[Data entries]
══════════
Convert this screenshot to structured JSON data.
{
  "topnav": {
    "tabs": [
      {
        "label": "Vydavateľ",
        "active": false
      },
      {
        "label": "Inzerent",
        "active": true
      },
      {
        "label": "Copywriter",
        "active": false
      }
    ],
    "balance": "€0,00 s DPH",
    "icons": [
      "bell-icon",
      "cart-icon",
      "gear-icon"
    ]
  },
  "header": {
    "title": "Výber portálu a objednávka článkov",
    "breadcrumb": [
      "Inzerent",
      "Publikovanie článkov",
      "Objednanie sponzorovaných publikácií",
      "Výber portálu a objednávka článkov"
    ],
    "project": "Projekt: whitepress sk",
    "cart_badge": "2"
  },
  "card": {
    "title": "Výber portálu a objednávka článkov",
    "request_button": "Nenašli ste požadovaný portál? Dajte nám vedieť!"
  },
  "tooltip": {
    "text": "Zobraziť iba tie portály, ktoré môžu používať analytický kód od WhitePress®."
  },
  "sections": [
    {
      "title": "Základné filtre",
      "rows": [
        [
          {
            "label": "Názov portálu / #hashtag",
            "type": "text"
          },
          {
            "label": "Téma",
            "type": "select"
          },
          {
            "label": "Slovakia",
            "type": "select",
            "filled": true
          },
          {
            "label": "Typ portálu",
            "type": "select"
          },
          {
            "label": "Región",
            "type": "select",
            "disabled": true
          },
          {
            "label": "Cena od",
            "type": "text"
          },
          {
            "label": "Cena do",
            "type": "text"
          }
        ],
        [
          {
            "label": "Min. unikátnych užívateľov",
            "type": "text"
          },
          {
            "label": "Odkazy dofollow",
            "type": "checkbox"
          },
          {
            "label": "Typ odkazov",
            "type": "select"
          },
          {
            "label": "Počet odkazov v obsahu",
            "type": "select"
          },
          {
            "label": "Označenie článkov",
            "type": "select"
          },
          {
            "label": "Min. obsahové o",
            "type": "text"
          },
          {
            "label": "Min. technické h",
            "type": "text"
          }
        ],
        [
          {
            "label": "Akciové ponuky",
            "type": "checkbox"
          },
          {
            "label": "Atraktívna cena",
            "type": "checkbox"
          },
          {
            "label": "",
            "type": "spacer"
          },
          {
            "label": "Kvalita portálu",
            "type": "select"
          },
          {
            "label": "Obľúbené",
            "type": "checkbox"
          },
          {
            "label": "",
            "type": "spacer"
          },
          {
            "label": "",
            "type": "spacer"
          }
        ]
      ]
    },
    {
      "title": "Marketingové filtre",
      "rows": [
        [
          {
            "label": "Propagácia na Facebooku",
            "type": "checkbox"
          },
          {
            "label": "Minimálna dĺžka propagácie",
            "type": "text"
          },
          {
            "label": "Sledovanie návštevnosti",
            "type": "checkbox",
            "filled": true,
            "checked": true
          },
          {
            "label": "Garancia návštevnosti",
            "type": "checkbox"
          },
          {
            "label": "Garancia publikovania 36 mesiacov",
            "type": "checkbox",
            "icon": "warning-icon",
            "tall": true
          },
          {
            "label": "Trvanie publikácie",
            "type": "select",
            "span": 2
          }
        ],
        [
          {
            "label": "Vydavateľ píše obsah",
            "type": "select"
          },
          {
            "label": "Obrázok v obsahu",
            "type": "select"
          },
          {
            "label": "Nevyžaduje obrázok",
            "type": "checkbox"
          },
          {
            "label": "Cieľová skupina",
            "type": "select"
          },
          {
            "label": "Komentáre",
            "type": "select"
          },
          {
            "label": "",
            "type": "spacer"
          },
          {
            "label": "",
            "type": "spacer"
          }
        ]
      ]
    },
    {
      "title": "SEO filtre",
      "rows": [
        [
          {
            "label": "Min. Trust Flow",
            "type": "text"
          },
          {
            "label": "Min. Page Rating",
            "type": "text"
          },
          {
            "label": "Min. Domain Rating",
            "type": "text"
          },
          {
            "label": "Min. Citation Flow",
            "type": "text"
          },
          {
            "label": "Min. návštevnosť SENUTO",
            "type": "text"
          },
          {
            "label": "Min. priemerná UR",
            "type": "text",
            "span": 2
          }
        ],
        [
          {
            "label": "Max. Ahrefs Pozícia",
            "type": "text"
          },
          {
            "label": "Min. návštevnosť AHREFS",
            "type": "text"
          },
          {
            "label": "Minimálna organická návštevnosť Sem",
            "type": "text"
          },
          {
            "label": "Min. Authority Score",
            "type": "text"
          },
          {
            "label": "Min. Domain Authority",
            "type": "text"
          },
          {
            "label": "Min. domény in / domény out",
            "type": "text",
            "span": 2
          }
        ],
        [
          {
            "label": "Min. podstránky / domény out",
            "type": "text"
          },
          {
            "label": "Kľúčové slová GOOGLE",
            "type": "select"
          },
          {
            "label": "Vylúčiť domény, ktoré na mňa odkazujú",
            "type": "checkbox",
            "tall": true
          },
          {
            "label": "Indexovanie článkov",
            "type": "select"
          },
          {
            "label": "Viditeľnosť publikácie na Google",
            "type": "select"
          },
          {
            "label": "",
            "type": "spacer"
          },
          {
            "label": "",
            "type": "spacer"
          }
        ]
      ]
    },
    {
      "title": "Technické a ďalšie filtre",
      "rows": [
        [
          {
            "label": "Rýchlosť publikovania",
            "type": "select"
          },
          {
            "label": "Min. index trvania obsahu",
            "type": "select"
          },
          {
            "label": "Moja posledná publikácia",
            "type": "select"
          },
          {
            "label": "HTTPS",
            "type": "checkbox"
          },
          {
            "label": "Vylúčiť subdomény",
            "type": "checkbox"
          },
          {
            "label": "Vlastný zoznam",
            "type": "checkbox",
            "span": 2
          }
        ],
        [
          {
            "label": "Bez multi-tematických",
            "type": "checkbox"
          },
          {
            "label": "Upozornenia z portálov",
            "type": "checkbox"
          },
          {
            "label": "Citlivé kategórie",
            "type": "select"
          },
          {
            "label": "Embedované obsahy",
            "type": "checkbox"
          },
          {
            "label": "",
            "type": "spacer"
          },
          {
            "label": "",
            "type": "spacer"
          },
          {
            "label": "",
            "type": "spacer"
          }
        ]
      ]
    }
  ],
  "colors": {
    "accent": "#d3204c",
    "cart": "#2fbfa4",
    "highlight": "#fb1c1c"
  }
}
══════════
=== To do ===
The lines to collect are those holding the string "Rating"; copy them all.

=== Full response ===
            "label": "Min. Page Rating",
            "label": "Min. Domain Rating",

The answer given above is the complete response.